__Problem statement__
Count the lines in the records below that contain the string "table", treating uppercase and lowercase as different, and give only the number.

-*-*-

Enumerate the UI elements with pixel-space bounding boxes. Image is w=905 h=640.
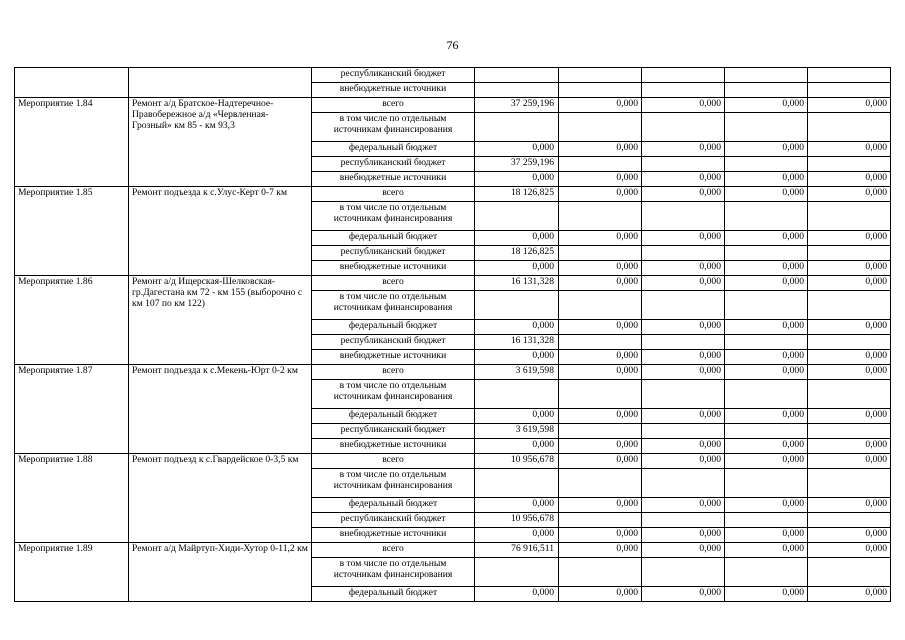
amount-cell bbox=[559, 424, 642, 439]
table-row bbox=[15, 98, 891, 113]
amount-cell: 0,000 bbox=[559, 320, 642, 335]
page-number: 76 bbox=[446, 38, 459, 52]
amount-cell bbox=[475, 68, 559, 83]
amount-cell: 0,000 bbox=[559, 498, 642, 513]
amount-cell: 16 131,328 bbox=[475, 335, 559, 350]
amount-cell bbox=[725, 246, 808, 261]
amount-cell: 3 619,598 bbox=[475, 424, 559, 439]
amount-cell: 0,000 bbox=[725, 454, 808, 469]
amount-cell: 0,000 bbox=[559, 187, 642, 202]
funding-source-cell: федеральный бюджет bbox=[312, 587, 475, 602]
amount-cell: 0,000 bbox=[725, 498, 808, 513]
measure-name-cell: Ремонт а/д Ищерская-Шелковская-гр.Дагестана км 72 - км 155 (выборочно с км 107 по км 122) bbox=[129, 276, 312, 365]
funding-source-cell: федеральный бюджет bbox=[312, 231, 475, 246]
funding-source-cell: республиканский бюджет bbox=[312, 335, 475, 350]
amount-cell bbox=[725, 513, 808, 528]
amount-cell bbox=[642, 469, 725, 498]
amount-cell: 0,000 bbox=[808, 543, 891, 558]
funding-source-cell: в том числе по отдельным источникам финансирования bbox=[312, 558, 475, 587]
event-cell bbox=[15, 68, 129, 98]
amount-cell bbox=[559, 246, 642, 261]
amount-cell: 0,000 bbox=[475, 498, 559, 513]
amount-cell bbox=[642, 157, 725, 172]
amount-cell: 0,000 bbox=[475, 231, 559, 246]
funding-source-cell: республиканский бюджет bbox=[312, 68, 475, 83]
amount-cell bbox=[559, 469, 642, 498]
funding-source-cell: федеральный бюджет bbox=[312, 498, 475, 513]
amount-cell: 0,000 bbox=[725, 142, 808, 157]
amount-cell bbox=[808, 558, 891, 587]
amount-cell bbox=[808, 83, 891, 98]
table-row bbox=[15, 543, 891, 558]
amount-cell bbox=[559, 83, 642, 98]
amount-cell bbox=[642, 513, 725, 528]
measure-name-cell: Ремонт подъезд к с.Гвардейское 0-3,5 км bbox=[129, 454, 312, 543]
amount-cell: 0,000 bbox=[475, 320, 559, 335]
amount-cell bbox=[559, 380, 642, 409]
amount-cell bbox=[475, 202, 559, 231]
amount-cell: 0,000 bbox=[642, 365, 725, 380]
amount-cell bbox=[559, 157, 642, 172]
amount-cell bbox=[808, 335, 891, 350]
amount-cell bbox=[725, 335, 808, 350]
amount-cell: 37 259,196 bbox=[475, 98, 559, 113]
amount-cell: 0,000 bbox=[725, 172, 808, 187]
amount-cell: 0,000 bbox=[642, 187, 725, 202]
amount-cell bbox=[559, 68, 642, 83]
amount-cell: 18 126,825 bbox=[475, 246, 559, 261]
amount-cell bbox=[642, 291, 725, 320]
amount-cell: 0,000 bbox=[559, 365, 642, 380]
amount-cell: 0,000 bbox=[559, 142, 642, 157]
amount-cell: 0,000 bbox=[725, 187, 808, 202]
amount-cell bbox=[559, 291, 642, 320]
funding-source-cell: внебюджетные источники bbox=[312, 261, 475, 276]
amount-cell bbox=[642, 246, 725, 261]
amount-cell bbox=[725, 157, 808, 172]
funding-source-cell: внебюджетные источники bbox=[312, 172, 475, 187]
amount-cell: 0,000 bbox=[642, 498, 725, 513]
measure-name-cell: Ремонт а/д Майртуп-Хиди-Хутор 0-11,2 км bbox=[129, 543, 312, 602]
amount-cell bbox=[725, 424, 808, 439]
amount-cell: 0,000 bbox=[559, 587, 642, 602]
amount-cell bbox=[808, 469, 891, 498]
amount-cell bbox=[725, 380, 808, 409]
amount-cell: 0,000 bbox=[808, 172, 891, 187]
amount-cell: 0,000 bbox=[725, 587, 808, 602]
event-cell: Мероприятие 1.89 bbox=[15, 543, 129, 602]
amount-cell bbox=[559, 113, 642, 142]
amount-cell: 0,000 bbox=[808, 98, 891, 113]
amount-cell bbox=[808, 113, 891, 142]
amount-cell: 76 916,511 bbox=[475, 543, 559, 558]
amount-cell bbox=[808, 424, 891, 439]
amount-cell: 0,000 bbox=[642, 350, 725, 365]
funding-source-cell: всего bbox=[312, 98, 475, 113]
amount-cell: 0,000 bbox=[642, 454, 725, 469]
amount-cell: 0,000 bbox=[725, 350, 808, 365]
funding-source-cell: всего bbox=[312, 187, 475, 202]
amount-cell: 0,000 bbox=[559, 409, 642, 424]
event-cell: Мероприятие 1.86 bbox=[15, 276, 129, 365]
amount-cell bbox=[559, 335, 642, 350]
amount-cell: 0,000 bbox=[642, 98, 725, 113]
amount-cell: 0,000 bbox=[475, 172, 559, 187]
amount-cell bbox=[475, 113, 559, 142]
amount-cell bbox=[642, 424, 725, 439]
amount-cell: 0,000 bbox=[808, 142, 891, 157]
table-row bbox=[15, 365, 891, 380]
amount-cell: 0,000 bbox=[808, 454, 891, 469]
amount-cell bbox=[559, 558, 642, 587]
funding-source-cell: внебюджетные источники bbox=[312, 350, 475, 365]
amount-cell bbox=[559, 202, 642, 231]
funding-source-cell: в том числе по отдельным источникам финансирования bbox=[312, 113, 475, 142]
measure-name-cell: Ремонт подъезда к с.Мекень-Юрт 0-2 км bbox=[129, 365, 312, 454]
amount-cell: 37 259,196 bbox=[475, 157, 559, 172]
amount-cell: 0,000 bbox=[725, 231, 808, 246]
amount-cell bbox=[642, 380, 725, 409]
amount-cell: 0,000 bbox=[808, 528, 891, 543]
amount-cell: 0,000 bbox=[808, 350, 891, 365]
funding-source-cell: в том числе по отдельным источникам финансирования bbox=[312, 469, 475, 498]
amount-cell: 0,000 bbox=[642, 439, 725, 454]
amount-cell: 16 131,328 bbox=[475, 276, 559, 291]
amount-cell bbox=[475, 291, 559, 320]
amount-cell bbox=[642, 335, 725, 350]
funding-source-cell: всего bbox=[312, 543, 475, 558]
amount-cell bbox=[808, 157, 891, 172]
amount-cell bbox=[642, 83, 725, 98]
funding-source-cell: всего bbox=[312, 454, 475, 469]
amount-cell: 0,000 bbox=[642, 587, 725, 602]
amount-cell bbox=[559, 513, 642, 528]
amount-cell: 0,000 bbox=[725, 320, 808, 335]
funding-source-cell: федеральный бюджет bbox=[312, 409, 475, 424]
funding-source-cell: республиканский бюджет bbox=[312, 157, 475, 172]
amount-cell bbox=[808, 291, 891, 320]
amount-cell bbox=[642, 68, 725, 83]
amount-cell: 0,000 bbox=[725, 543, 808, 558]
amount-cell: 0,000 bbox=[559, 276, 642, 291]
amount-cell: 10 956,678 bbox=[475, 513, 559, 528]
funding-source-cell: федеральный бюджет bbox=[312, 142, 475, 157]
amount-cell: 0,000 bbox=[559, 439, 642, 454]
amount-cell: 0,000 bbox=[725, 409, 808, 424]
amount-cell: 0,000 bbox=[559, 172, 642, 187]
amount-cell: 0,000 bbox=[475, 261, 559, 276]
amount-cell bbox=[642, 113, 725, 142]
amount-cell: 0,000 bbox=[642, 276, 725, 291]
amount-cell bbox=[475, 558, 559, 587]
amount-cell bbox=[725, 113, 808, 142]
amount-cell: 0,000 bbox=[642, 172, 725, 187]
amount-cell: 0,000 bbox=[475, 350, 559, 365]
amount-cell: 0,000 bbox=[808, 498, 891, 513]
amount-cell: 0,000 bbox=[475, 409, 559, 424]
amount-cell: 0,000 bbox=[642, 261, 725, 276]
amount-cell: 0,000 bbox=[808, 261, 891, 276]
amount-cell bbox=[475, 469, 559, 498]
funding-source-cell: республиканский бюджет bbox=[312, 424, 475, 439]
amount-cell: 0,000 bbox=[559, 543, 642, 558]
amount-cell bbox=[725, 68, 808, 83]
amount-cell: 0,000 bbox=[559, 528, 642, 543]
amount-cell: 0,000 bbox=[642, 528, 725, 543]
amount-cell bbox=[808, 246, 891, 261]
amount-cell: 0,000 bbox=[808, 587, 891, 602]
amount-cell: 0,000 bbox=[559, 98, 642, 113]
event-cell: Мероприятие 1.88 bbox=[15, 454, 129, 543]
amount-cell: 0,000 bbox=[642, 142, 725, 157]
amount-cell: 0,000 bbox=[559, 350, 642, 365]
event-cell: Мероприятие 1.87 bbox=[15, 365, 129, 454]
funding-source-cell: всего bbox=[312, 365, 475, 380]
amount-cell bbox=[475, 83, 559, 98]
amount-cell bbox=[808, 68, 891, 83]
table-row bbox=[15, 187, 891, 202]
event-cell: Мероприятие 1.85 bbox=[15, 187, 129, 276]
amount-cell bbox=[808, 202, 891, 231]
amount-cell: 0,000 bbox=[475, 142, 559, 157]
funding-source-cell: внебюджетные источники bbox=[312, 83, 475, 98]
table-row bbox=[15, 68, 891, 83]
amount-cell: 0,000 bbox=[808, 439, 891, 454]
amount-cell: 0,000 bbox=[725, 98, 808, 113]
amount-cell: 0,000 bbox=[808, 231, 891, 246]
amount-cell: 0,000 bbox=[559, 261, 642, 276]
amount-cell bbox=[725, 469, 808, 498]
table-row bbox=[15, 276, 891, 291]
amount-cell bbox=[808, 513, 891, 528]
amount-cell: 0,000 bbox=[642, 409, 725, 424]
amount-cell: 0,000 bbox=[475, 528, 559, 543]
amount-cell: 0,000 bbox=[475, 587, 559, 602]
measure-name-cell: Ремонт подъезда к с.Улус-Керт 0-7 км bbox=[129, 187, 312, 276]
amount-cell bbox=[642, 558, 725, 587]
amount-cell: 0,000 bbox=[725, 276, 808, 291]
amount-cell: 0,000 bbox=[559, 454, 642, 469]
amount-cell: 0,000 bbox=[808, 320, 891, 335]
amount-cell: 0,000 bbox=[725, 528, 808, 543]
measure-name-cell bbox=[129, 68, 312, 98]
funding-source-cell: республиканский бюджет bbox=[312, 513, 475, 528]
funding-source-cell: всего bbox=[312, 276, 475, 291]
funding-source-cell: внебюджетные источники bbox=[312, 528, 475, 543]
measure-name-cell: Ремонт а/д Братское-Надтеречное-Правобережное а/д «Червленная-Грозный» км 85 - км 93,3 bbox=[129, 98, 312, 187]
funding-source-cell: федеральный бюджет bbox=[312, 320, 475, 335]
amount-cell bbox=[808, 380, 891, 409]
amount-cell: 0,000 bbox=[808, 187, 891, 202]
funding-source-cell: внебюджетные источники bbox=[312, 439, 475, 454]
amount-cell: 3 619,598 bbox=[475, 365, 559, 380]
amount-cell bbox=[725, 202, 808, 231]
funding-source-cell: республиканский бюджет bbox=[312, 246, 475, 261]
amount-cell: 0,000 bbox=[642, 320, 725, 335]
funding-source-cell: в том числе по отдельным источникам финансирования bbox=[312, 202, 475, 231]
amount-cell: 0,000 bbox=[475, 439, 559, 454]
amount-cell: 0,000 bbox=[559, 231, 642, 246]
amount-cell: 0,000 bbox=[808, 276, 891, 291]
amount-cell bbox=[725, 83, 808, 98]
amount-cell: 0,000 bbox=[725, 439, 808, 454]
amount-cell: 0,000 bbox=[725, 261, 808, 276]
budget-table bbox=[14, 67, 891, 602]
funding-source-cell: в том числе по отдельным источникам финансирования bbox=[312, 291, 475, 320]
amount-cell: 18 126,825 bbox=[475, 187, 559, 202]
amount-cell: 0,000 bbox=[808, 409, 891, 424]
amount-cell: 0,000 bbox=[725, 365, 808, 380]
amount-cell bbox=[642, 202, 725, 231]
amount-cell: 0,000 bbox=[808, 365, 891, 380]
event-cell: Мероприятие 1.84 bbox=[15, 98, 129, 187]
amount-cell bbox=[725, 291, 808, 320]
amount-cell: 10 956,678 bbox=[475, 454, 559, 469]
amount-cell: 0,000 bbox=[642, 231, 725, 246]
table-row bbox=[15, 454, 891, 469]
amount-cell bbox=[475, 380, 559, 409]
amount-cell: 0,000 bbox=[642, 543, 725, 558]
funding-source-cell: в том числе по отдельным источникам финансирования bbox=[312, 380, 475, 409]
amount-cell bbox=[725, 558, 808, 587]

-*-*-

__Task result__
8